WORK TO DO.
Print the rows between the line holding "- progress-block-filled: [110, 252, 140, 286]" and the line holding "- avatar-logo-line1: Year: [29, 136, 70, 156]", inclusive, reproducing each one without any change.

MATERIAL FOR THIS EXERCISE.
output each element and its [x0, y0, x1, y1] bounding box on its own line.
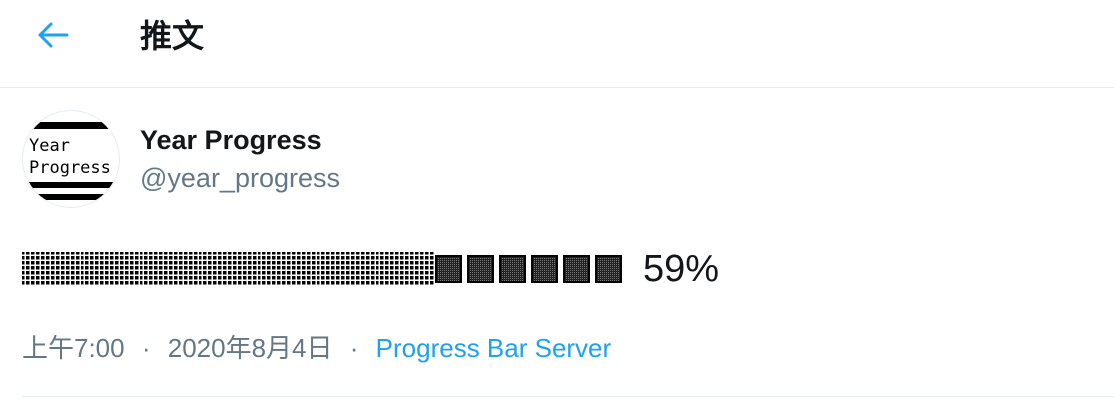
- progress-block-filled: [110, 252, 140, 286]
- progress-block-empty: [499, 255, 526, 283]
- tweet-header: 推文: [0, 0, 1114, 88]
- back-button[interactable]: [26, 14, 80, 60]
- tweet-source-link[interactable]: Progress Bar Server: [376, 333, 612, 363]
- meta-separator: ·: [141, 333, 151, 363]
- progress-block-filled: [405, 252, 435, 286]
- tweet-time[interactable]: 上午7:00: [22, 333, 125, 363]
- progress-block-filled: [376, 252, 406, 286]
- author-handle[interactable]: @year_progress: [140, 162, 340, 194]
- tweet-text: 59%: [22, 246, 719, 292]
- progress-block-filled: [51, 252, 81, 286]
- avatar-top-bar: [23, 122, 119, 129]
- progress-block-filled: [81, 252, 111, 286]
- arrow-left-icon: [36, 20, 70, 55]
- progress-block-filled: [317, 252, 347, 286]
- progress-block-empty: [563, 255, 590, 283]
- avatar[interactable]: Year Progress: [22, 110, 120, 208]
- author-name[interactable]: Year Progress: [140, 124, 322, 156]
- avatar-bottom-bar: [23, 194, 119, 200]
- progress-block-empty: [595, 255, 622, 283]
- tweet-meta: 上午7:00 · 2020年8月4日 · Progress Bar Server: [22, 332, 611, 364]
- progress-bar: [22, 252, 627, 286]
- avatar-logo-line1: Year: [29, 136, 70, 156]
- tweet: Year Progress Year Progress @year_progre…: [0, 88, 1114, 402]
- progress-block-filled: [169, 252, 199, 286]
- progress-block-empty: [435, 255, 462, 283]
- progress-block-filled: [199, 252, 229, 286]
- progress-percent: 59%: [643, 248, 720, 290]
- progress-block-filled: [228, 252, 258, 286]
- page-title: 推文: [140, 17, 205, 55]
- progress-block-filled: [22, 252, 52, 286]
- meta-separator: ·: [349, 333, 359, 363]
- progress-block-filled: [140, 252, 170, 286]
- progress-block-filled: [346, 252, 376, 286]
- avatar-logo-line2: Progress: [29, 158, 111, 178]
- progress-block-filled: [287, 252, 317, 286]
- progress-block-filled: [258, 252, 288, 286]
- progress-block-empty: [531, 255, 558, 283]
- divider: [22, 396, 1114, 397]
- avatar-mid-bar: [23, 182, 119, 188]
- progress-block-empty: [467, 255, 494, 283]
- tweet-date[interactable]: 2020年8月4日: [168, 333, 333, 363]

* * *

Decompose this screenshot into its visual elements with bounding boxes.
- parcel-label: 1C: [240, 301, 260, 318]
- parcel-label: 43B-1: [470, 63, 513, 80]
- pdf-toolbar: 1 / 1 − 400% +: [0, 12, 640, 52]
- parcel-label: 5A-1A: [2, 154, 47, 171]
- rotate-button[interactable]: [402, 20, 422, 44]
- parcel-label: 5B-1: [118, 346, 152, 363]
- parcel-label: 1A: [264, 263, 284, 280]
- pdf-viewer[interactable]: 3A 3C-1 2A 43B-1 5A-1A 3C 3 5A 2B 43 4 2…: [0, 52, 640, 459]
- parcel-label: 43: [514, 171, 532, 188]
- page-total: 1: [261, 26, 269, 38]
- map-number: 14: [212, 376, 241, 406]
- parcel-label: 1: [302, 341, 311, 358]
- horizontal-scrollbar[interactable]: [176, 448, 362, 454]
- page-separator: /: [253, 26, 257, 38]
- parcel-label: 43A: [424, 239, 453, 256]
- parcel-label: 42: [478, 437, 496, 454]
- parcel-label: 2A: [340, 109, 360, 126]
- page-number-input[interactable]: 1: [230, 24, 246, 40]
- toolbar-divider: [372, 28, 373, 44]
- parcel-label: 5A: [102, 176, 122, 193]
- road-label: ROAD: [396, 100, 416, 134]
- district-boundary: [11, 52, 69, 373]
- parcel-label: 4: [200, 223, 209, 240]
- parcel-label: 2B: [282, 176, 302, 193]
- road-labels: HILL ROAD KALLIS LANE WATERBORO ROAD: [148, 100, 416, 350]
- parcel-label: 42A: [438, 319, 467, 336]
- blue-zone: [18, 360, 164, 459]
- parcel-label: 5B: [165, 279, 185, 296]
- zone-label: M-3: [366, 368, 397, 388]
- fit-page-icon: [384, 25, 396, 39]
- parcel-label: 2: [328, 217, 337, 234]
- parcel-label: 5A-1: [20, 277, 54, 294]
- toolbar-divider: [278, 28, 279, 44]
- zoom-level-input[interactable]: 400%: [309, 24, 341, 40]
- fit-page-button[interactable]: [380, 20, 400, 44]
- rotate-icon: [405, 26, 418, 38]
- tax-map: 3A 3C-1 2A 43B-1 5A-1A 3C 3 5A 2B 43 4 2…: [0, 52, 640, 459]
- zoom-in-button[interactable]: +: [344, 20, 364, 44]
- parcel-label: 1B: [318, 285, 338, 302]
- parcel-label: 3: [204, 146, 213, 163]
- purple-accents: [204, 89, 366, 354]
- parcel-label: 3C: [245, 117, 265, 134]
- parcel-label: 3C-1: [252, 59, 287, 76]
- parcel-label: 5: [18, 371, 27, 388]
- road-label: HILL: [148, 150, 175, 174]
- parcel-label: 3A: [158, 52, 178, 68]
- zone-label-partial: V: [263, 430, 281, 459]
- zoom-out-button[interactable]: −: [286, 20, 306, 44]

WRITTEN SOLUTION.
- progress-block-filled: [110, 252, 140, 286]
- progress-block-empty: [499, 255, 526, 283]
- tweet-header: 推文: [0, 0, 1114, 88]
- back-button[interactable]: [26, 14, 80, 60]
- tweet-source-link[interactable]: Progress Bar Server: [376, 333, 612, 363]
- meta-separator: ·: [141, 333, 151, 363]
- progress-block-filled: [405, 252, 435, 286]
- tweet-time[interactable]: 上午7:00: [22, 333, 125, 363]
- progress-block-filled: [376, 252, 406, 286]
- author-handle[interactable]: @year_progress: [140, 162, 340, 194]
- tweet-text: 59%: [22, 246, 719, 292]
- progress-block-filled: [51, 252, 81, 286]
- avatar-top-bar: [23, 122, 119, 129]
- progress-block-filled: [81, 252, 111, 286]
- arrow-left-icon: [36, 20, 70, 55]
- progress-block-filled: [317, 252, 347, 286]
- progress-block-empty: [563, 255, 590, 283]
- avatar[interactable]: Year Progress: [22, 110, 120, 208]
- author-name[interactable]: Year Progress: [140, 124, 322, 156]
- avatar-bottom-bar: [23, 194, 119, 200]
- progress-block-empty: [595, 255, 622, 283]
- tweet-meta: 上午7:00 · 2020年8月4日 · Progress Bar Server: [22, 332, 611, 364]
- progress-bar: [22, 252, 627, 286]
- avatar-logo-line1: Year: [29, 136, 70, 156]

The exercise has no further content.